— Task to carry out —
Restate the listing that follows word for word, without its pictures.

========================================================================

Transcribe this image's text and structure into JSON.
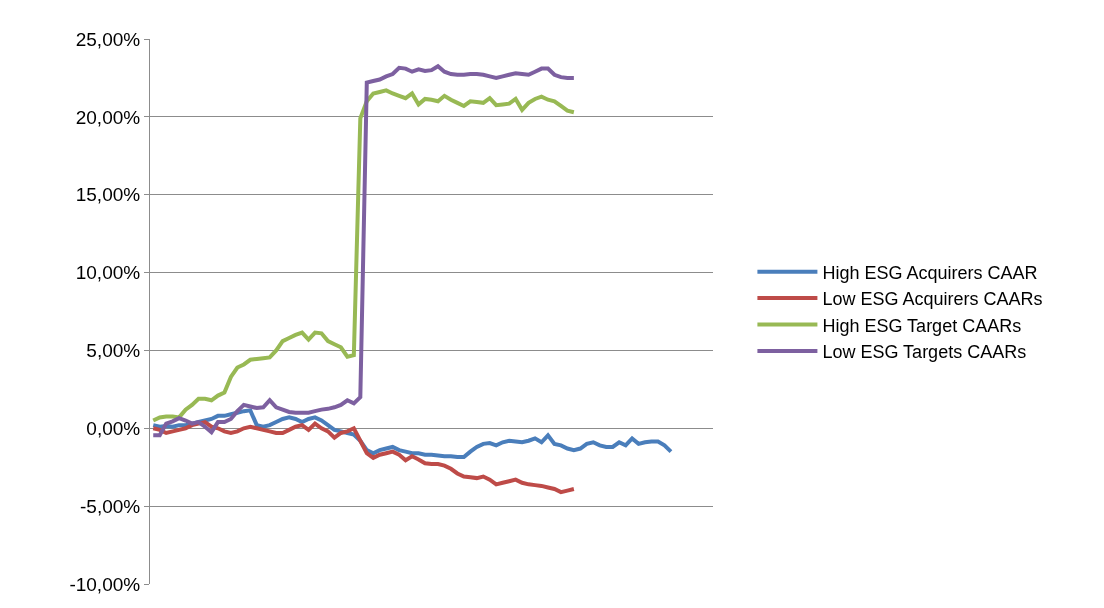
{
  "chart_data": {
    "type": "line",
    "categories": [
      null,
      null,
      null,
      null,
      null,
      null,
      null,
      null,
      null,
      null,
      null,
      null,
      null,
      null,
      null,
      null,
      null,
      null,
      null,
      null,
      null,
      null,
      null,
      null,
      null,
      null,
      null,
      null,
      null,
      null,
      null,
      null,
      null,
      null,
      null,
      null,
      null,
      null,
      null,
      null,
      null,
      null,
      null,
      null,
      null,
      null,
      null,
      null,
      null,
      null,
      null,
      null,
      null,
      null,
      null,
      null,
      null,
      null,
      null,
      null,
      null,
      null,
      null,
      null,
      null,
      null,
      null,
      null,
      null,
      null,
      null,
      null,
      null,
      null,
      null,
      null,
      null,
      null,
      null,
      null,
      null,
      null,
      null,
      null,
      null,
      null,
      null
    ],
    "series": [
      {
        "name": "High ESG Acquirers CAAR",
        "color": "#4a7ebb",
        "values": [
          0.2,
          0.1,
          0.15,
          0.1,
          0.2,
          0.2,
          0.3,
          0.4,
          0.5,
          0.6,
          0.8,
          0.8,
          0.9,
          1.0,
          1.1,
          1.15,
          0.2,
          0.1,
          0.2,
          0.4,
          0.6,
          0.7,
          0.6,
          0.4,
          0.6,
          0.7,
          0.5,
          0.2,
          -0.1,
          -0.2,
          -0.3,
          -0.4,
          -0.8,
          -1.4,
          -1.6,
          -1.4,
          -1.3,
          -1.2,
          -1.4,
          -1.5,
          -1.6,
          -1.6,
          -1.7,
          -1.7,
          -1.75,
          -1.8,
          -1.8,
          -1.85,
          -1.85,
          -1.5,
          -1.2,
          -1.0,
          -0.95,
          -1.1,
          -0.9,
          -0.8,
          -0.85,
          -0.9,
          -0.8,
          -0.65,
          -0.9,
          -0.45,
          -1.0,
          -1.1,
          -1.3,
          -1.4,
          -1.3,
          -1.0,
          -0.9,
          -1.1,
          -1.2,
          -1.2,
          -0.9,
          -1.1,
          -0.65,
          -1.0,
          -0.9,
          -0.85,
          -0.85,
          -1.1,
          -1.5,
          null,
          null,
          null,
          null,
          null,
          null
        ]
      },
      {
        "name": "Low ESG Acquirers CAARs",
        "color": "#be4b48",
        "values": [
          0,
          -0.1,
          -0.3,
          -0.2,
          -0.1,
          0.0,
          0.2,
          0.3,
          0.4,
          0.1,
          0,
          -0.2,
          -0.3,
          -0.2,
          0,
          0.1,
          0,
          -0.1,
          -0.2,
          -0.3,
          -0.3,
          -0.1,
          0.1,
          0.2,
          -0.1,
          0.3,
          0,
          -0.2,
          -0.6,
          -0.3,
          -0.2,
          0,
          -0.8,
          -1.6,
          -1.9,
          -1.7,
          -1.6,
          -1.5,
          -1.7,
          -2.05,
          -1.8,
          -2.0,
          -2.25,
          -2.3,
          -2.3,
          -2.4,
          -2.6,
          -2.9,
          -3.1,
          -3.15,
          -3.2,
          -3.1,
          -3.3,
          -3.6,
          -3.5,
          -3.4,
          -3.3,
          -3.5,
          -3.6,
          -3.65,
          -3.7,
          -3.8,
          -3.9,
          -4.1,
          -4.0,
          -3.9,
          null,
          null,
          null,
          null,
          null,
          null,
          null,
          null,
          null,
          null,
          null,
          null,
          null,
          null,
          null,
          null,
          null,
          null,
          null,
          null,
          null
        ]
      },
      {
        "name": "High ESG Target CAARs",
        "color": "#98b954",
        "values": [
          0.5,
          0.7,
          0.75,
          0.75,
          0.7,
          1.2,
          1.5,
          1.9,
          1.9,
          1.8,
          2.1,
          2.3,
          3.3,
          3.9,
          4.1,
          4.4,
          4.45,
          4.5,
          4.55,
          5.0,
          5.6,
          5.8,
          6.0,
          6.15,
          5.7,
          6.15,
          6.1,
          5.6,
          5.4,
          5.2,
          4.6,
          4.7,
          19.9,
          21.0,
          21.5,
          21.6,
          21.7,
          21.5,
          21.35,
          21.2,
          21.5,
          20.8,
          21.15,
          21.1,
          21.0,
          21.35,
          21.1,
          20.9,
          20.7,
          21.0,
          20.95,
          20.9,
          21.2,
          20.75,
          20.8,
          20.85,
          21.15,
          20.45,
          20.9,
          21.15,
          21.3,
          21.1,
          21.0,
          20.7,
          20.4,
          20.3,
          null,
          null,
          null,
          null,
          null,
          null,
          null,
          null,
          null,
          null,
          null,
          null,
          null,
          null,
          null,
          null,
          null,
          null,
          null,
          null,
          null
        ]
      },
      {
        "name": "Low ESG Targets CAARs",
        "color": "#7d60a0",
        "values": [
          -0.45,
          -0.45,
          0.3,
          0.45,
          0.65,
          0.5,
          0.3,
          0.4,
          0.1,
          -0.25,
          0.4,
          0.4,
          0.6,
          1.1,
          1.5,
          1.4,
          1.3,
          1.35,
          1.8,
          1.35,
          1.2,
          1.05,
          1.0,
          1.0,
          1.0,
          1.1,
          1.2,
          1.25,
          1.35,
          1.5,
          1.8,
          1.6,
          2.0,
          22.2,
          22.3,
          22.4,
          22.6,
          22.75,
          23.15,
          23.1,
          22.9,
          23.05,
          22.95,
          23.0,
          23.25,
          22.9,
          22.75,
          22.7,
          22.7,
          22.75,
          22.75,
          22.7,
          22.6,
          22.5,
          22.6,
          22.7,
          22.8,
          22.75,
          22.7,
          22.9,
          23.1,
          23.1,
          22.7,
          22.55,
          22.5,
          22.5,
          null,
          null,
          null,
          null,
          null,
          null,
          null,
          null,
          null,
          null,
          null,
          null,
          null,
          null,
          null,
          null,
          null,
          null,
          null,
          null,
          null
        ]
      }
    ],
    "ylim": [
      -10,
      25
    ],
    "yticks": [
      {
        "value": -10,
        "label": "-10,00%"
      },
      {
        "value": -5,
        "label": "-5,00%"
      },
      {
        "value": 0,
        "label": "0,00%"
      },
      {
        "value": 5,
        "label": "5,00%"
      },
      {
        "value": 10,
        "label": "10,00%"
      },
      {
        "value": 15,
        "label": "15,00%"
      },
      {
        "value": 20,
        "label": "20,00%"
      },
      {
        "value": 25,
        "label": "25,00%"
      }
    ],
    "grid": "y",
    "legend": "right",
    "tick_labels": "y",
    "marker": "none",
    "line_style": "solid"
  }
}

========================================================================

— Solution to this task —
Transcribe this image's text and structure into JSON.
{
  "chart_data": {
    "type": "line",
    "categories": [
      null,
      null,
      null,
      null,
      null,
      null,
      null,
      null,
      null,
      null,
      null,
      null,
      null,
      null,
      null,
      null,
      null,
      null,
      null,
      null,
      null,
      null,
      null,
      null,
      null,
      null,
      null,
      null,
      null,
      null,
      null,
      null,
      null,
      null,
      null,
      null,
      null,
      null,
      null,
      null,
      null,
      null,
      null,
      null,
      null,
      null,
      null,
      null,
      null,
      null,
      null,
      null,
      null,
      null,
      null,
      null,
      null,
      null,
      null,
      null,
      null,
      null,
      null,
      null,
      null,
      null,
      null,
      null,
      null,
      null,
      null,
      null,
      null,
      null,
      null,
      null,
      null,
      null,
      null,
      null,
      null,
      null,
      null,
      null,
      null,
      null,
      null
    ],
    "series": [
      {
        "name": "High ESG Acquirers CAAR",
        "color": "#4a7ebb",
        "values": [
          0.2,
          0.1,
          0.15,
          0.1,
          0.2,
          0.2,
          0.3,
          0.4,
          0.5,
          0.6,
          0.8,
          0.8,
          0.9,
          1.0,
          1.1,
          1.15,
          0.2,
          0.1,
          0.2,
          0.4,
          0.6,
          0.7,
          0.6,
          0.4,
          0.6,
          0.7,
          0.5,
          0.2,
          -0.1,
          -0.2,
          -0.3,
          -0.4,
          -0.8,
          -1.4,
          -1.6,
          -1.4,
          -1.3,
          -1.2,
          -1.4,
          -1.5,
          -1.6,
          -1.6,
          -1.7,
          -1.7,
          -1.75,
          -1.8,
          -1.8,
          -1.85,
          -1.85,
          -1.5,
          -1.2,
          -1.0,
          -0.95,
          -1.1,
          -0.9,
          -0.8,
          -0.85,
          -0.9,
          -0.8,
          -0.65,
          -0.9,
          -0.45,
          -1.0,
          -1.1,
          -1.3,
          -1.4,
          -1.3,
          -1.0,
          -0.9,
          -1.1,
          -1.2,
          -1.2,
          -0.9,
          -1.1,
          -0.65,
          -1.0,
          -0.9,
          -0.85,
          -0.85,
          -1.1,
          -1.5,
          null,
          null,
          null,
          null,
          null,
          null
        ]
      },
      {
        "name": "Low ESG Acquirers CAARs",
        "color": "#be4b48",
        "values": [
          0,
          -0.1,
          -0.3,
          -0.2,
          -0.1,
          0.0,
          0.2,
          0.3,
          0.4,
          0.1,
          0,
          -0.2,
          -0.3,
          -0.2,
          0,
          0.1,
          0,
          -0.1,
          -0.2,
          -0.3,
          -0.3,
          -0.1,
          0.1,
          0.2,
          -0.1,
          0.3,
          0,
          -0.2,
          -0.6,
          -0.3,
          -0.2,
          0,
          -0.8,
          -1.6,
          -1.9,
          -1.7,
          -1.6,
          -1.5,
          -1.7,
          -2.05,
          -1.8,
          -2.0,
          -2.25,
          -2.3,
          -2.3,
          -2.4,
          -2.6,
          -2.9,
          -3.1,
          -3.15,
          -3.2,
          -3.1,
          -3.3,
          -3.6,
          -3.5,
          -3.4,
          -3.3,
          -3.5,
          -3.6,
          -3.65,
          -3.7,
          -3.8,
          -3.9,
          -4.1,
          -4.0,
          -3.9,
          null,
          null,
          null,
          null,
          null,
          null,
          null,
          null,
          null,
          null,
          null,
          null,
          null,
          null,
          null,
          null,
          null,
          null,
          null,
          null,
          null
        ]
      },
      {
        "name": "High ESG Target CAARs",
        "color": "#98b954",
        "values": [
          0.5,
          0.7,
          0.75,
          0.75,
          0.7,
          1.2,
          1.5,
          1.9,
          1.9,
          1.8,
          2.1,
          2.3,
          3.3,
          3.9,
          4.1,
          4.4,
          4.45,
          4.5,
          4.55,
          5.0,
          5.6,
          5.8,
          6.0,
          6.15,
          5.7,
          6.15,
          6.1,
          5.6,
          5.4,
          5.2,
          4.6,
          4.7,
          19.9,
          21.0,
          21.5,
          21.6,
          21.7,
          21.5,
          21.35,
          21.2,
          21.5,
          20.8,
          21.15,
          21.1,
          21.0,
          21.35,
          21.1,
          20.9,
          20.7,
          21.0,
          20.95,
          20.9,
          21.2,
          20.75,
          20.8,
          20.85,
          21.15,
          20.45,
          20.9,
          21.15,
          21.3,
          21.1,
          21.0,
          20.7,
          20.4,
          20.3,
          null,
          null,
          null,
          null,
          null,
          null,
          null,
          null,
          null,
          null,
          null,
          null,
          null,
          null,
          null,
          null,
          null,
          null,
          null,
          null,
          null
        ]
      },
      {
        "name": "Low ESG Targets CAARs",
        "color": "#7d60a0",
        "values": [
          -0.45,
          -0.45,
          0.3,
          0.45,
          0.65,
          0.5,
          0.3,
          0.4,
          0.1,
          -0.25,
          0.4,
          0.4,
          0.6,
          1.1,
          1.5,
          1.4,
          1.3,
          1.35,
          1.8,
          1.35,
          1.2,
          1.05,
          1.0,
          1.0,
          1.0,
          1.1,
          1.2,
          1.25,
          1.35,
          1.5,
          1.8,
          1.6,
          2.0,
          22.2,
          22.3,
          22.4,
          22.6,
          22.75,
          23.15,
          23.1,
          22.9,
          23.05,
          22.95,
          23.0,
          23.25,
          22.9,
          22.75,
          22.7,
          22.7,
          22.75,
          22.75,
          22.7,
          22.6,
          22.5,
          22.6,
          22.7,
          22.8,
          22.75,
          22.7,
          22.9,
          23.1,
          23.1,
          22.7,
          22.55,
          22.5,
          22.5,
          null,
          null,
          null,
          null,
          null,
          null,
          null,
          null,
          null,
          null,
          null,
          null,
          null,
          null,
          null,
          null,
          null,
          null,
          null,
          null,
          null
        ]
      }
    ],
    "ylim": [
      -10,
      25
    ],
    "yticks": [
      {
        "value": -10,
        "label": "-10,00%"
      },
      {
        "value": -5,
        "label": "-5,00%"
      },
      {
        "value": 0,
        "label": "0,00%"
      },
      {
        "value": 5,
        "label": "5,00%"
      },
      {
        "value": 10,
        "label": "10,00%"
      },
      {
        "value": 15,
        "label": "15,00%"
      },
      {
        "value": 20,
        "label": "20,00%"
      },
      {
        "value": 25,
        "label": "25,00%"
      }
    ],
    "grid": "y",
    "legend": "right",
    "tick_labels": "y",
    "marker": "none",
    "line_style": "solid"
  }
}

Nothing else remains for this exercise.